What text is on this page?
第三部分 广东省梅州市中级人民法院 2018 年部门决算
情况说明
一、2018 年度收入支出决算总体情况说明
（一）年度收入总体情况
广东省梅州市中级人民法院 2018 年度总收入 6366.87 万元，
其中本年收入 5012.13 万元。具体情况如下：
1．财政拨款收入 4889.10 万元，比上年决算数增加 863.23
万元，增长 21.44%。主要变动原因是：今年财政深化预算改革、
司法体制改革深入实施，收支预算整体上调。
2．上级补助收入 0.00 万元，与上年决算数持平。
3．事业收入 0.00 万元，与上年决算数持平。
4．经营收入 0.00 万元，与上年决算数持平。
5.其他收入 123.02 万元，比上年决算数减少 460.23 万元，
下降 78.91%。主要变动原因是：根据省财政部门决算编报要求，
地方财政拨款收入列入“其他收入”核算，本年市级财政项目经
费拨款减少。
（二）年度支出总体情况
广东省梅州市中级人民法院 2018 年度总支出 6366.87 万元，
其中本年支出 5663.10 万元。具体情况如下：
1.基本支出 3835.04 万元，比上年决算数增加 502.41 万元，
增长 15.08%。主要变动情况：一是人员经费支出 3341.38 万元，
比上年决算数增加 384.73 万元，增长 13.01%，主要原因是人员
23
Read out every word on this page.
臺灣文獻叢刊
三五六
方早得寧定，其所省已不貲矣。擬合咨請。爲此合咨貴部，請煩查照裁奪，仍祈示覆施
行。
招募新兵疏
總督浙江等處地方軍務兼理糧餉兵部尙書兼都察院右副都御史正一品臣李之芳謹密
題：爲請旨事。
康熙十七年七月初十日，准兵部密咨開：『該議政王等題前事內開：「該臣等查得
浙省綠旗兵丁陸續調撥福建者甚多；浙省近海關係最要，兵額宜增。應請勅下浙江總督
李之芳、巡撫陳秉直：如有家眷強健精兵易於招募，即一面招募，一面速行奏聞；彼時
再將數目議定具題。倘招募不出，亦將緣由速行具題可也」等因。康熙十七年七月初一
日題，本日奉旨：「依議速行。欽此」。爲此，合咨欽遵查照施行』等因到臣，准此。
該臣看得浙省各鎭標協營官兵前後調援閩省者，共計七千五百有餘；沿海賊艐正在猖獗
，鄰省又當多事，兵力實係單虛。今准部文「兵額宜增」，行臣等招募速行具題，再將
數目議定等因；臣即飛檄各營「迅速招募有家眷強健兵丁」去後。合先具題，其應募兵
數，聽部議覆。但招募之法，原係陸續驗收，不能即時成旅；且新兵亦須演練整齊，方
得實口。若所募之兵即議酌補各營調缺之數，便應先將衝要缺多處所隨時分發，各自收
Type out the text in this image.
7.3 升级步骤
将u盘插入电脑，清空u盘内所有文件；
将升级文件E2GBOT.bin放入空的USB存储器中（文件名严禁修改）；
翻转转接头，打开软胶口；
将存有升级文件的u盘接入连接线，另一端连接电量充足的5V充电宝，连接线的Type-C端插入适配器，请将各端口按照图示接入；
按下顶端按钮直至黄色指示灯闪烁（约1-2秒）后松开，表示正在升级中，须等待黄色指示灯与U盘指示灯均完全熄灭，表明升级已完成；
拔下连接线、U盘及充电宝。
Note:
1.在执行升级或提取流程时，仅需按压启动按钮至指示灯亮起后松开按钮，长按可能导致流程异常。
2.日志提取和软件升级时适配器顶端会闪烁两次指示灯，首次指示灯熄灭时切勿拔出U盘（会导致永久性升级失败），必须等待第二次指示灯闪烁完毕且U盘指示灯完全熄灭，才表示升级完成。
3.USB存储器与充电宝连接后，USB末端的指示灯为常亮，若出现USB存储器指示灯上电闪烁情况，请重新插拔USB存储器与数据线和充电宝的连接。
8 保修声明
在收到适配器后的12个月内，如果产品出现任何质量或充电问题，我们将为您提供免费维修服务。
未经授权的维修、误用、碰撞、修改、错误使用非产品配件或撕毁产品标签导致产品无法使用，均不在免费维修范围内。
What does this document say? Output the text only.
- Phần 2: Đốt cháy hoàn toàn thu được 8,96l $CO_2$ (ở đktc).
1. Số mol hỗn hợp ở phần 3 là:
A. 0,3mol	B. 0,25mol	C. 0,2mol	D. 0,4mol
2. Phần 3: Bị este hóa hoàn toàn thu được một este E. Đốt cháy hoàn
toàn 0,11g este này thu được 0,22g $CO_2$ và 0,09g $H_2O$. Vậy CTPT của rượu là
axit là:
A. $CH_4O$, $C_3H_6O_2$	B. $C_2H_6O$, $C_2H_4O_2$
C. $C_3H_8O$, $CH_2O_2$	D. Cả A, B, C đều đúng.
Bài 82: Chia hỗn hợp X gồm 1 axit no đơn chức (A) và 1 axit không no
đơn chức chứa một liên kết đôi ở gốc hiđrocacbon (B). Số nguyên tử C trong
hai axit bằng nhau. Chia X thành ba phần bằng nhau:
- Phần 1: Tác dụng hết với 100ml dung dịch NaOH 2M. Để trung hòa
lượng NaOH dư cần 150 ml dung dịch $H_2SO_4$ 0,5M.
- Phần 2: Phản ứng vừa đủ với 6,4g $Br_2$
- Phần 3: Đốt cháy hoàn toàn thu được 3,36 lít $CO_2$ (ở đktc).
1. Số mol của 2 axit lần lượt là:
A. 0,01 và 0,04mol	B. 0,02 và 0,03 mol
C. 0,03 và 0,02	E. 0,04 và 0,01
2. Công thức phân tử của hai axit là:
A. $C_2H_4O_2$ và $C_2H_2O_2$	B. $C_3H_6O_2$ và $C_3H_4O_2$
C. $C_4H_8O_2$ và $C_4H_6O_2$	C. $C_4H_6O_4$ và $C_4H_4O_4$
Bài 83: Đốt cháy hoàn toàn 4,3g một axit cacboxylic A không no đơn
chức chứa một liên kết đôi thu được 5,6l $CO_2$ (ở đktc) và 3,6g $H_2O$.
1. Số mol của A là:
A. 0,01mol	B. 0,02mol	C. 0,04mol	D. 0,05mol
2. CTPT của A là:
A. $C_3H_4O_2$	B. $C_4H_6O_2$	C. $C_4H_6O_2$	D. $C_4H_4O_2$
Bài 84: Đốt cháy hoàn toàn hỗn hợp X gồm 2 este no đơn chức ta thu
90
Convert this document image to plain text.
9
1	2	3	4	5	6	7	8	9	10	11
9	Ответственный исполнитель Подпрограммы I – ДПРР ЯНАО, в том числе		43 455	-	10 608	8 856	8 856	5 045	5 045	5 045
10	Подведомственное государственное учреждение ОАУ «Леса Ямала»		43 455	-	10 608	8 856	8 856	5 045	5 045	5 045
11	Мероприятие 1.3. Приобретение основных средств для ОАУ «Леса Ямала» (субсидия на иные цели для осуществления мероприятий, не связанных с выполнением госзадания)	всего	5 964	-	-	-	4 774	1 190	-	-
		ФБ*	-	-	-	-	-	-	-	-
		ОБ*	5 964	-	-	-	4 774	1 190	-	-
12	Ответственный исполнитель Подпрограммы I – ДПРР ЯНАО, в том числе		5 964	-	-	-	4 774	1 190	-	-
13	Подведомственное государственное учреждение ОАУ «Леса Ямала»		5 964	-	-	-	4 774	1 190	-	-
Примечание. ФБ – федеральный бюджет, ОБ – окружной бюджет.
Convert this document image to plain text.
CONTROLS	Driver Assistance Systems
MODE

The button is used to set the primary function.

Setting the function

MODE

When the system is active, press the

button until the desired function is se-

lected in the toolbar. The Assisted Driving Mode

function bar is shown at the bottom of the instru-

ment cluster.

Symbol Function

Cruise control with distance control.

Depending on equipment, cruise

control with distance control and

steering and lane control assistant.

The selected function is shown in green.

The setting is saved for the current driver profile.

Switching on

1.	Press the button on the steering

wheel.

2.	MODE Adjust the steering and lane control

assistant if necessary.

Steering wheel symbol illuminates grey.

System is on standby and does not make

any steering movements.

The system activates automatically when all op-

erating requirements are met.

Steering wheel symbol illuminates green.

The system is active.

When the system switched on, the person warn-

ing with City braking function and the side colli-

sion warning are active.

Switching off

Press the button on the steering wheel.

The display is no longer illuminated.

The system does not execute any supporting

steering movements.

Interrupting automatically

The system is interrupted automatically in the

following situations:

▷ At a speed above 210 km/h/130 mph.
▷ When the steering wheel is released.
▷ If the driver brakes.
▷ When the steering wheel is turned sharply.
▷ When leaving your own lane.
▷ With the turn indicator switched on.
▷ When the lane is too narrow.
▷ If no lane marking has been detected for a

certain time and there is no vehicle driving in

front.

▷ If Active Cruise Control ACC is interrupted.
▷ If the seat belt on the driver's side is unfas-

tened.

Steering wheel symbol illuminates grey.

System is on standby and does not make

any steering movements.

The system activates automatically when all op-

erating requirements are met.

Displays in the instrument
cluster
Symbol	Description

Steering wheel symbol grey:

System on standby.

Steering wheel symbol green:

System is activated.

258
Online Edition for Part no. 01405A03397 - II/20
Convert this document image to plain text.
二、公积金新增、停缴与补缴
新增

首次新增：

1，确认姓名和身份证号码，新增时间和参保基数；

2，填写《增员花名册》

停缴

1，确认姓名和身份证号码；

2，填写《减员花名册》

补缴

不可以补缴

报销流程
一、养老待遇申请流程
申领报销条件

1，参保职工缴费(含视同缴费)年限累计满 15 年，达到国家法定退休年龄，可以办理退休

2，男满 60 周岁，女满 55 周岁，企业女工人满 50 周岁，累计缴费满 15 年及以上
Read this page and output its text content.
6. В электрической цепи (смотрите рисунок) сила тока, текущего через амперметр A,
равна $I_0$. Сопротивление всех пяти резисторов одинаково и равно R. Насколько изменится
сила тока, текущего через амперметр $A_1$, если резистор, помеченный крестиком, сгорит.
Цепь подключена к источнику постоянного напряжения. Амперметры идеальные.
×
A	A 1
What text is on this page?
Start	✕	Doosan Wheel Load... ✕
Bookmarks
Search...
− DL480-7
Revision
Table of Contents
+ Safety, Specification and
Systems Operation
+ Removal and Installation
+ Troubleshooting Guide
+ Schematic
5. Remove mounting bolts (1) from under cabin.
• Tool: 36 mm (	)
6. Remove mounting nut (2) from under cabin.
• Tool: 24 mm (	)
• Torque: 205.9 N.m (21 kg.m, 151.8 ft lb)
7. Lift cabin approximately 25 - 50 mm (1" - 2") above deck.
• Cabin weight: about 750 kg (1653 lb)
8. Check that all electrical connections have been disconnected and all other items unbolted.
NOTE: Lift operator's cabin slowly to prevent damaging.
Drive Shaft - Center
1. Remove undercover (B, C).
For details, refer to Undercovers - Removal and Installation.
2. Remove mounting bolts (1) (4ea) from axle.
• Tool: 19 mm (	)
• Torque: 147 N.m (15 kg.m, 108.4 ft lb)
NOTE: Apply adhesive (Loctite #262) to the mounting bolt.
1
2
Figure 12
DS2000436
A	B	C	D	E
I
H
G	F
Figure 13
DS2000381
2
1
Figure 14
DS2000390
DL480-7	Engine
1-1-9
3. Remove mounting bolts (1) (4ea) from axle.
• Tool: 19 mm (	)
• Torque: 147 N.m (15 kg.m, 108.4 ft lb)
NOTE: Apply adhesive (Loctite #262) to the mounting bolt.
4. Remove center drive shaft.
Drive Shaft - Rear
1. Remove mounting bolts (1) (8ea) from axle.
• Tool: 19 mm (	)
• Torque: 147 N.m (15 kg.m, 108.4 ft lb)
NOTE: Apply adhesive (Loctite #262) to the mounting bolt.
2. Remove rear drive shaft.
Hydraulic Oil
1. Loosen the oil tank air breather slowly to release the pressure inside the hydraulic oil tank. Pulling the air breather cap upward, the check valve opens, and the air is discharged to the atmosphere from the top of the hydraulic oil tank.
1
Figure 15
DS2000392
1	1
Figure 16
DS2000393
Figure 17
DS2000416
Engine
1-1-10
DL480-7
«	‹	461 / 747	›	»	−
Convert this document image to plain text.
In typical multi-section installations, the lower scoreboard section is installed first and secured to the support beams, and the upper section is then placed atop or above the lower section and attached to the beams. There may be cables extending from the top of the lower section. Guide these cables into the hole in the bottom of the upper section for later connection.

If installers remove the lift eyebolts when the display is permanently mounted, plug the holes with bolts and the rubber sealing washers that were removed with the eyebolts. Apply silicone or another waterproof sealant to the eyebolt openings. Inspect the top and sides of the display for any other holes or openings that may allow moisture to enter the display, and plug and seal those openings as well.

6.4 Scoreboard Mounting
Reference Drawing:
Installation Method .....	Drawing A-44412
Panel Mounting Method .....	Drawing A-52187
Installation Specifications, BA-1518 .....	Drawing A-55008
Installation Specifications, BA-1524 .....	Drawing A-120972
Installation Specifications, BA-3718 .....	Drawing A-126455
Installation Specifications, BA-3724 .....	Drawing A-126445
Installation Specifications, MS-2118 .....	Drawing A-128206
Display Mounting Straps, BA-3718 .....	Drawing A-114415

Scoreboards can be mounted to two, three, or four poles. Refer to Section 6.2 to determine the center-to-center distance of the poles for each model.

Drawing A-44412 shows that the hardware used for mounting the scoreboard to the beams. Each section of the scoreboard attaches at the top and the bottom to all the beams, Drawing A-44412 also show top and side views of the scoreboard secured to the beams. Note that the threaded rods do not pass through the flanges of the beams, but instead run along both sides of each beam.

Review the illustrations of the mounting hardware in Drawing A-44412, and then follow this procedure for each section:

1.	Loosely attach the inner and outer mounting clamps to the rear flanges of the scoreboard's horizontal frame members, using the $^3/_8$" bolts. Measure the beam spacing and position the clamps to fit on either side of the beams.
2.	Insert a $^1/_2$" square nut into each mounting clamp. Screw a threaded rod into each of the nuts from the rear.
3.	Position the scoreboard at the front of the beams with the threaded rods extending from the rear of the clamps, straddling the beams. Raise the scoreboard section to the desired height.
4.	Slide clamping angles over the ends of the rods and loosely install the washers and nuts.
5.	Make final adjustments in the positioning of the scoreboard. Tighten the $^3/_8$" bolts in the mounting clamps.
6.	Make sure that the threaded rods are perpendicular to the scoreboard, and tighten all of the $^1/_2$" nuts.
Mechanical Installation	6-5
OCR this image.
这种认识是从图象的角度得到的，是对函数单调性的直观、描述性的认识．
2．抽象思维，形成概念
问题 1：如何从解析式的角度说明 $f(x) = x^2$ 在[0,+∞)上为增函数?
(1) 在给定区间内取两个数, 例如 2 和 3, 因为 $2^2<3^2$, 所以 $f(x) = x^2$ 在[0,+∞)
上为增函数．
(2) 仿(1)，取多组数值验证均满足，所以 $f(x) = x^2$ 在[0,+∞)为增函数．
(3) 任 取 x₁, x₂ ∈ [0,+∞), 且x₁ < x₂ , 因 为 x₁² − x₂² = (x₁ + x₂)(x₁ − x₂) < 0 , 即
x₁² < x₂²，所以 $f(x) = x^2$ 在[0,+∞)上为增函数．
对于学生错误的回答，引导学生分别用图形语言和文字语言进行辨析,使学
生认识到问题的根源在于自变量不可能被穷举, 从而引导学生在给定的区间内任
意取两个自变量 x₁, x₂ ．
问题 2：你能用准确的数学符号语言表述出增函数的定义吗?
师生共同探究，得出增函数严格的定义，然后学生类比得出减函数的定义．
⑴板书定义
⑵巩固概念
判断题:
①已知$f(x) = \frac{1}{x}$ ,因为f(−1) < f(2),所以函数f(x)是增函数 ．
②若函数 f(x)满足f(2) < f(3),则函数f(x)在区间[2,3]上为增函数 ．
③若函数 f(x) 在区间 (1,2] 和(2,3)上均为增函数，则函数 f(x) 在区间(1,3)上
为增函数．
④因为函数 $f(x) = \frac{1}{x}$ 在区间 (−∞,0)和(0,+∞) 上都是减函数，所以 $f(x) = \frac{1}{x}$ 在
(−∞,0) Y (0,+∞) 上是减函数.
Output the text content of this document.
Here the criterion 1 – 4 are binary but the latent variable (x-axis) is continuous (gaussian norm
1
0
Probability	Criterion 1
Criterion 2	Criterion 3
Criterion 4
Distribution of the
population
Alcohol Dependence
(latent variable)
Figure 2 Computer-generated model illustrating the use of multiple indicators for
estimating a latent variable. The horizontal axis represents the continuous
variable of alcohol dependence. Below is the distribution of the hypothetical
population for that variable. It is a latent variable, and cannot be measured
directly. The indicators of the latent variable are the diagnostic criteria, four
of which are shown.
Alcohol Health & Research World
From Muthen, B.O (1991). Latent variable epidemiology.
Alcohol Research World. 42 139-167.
-------------------------
* What you should do *
Scan the entries above for the word "兵額宜增" and collect each line holding it.

* Solved exercise *
浙省綠旗兵丁陸續調撥福建者甚多；浙省近海關係最要，兵額宜增。應請勅下浙江總督
，鄰省又當多事，兵力實係單虛。今准部文「兵額宜增」，行臣等招募速行具題，再將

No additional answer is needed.